■ DATA SUPPLIED ■
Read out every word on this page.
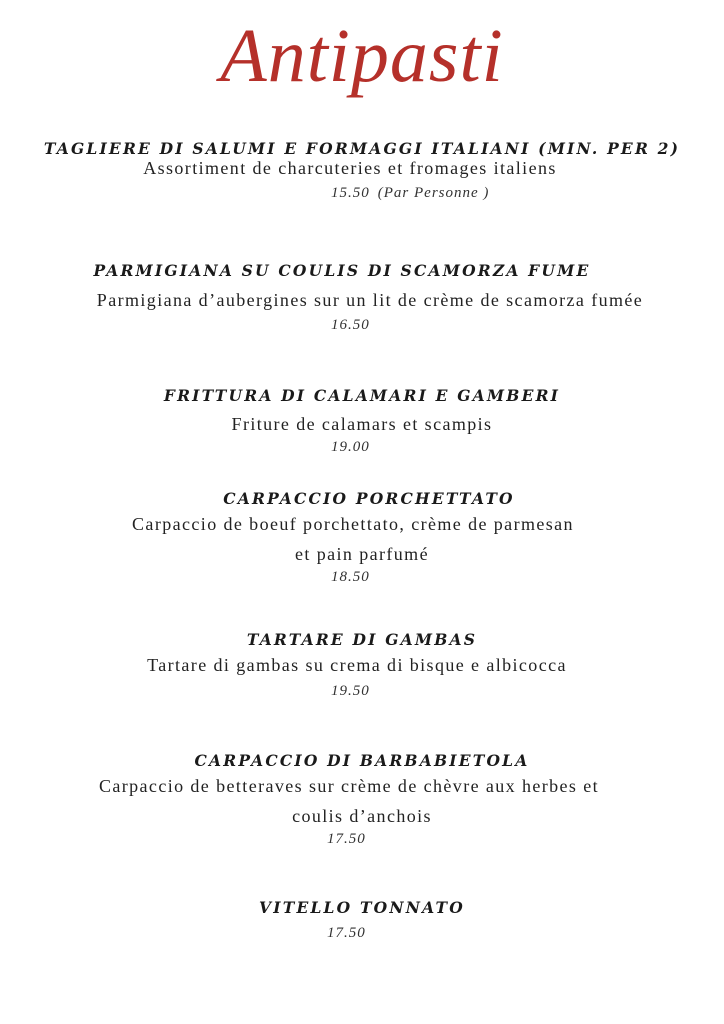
Antipasti
TAGLIERE DI SALUMI E FORMAGGI ITALIANI (MIN. PER 2)
Assortiment de charcuteries et fromages italiens
15.50 (Par Personne )
PARMIGIANA SU COULIS DI SCAMORZA FUME
Parmigiana d’aubergines sur un lit de crème de scamorza fumée
16.50
FRITTURA DI CALAMARI E GAMBERI
Friture de calamars et scampis
19.00
CARPACCIO PORCHETTATO
Carpaccio de boeuf porchettato, crème de parmesan
et pain parfumé
18.50
TARTARE DI GAMBAS
Tartare di gambas su crema di bisque e albicocca
19.50
CARPACCIO DI BARBABIETOLA
Carpaccio de betteraves sur crème de chèvre aux herbes et
coulis d’anchois
17.50
VITELLO TONNATO
17.50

■ WHAT IS BEING ASKED ■
Copy in full each line that holds the word "crème".

■ SOLUTION ■
Parmigiana d’aubergines sur un lit de crème de scamorza fumée
Carpaccio de boeuf porchettato, crème de parmesan
Carpaccio de betteraves sur crème de chèvre aux herbes et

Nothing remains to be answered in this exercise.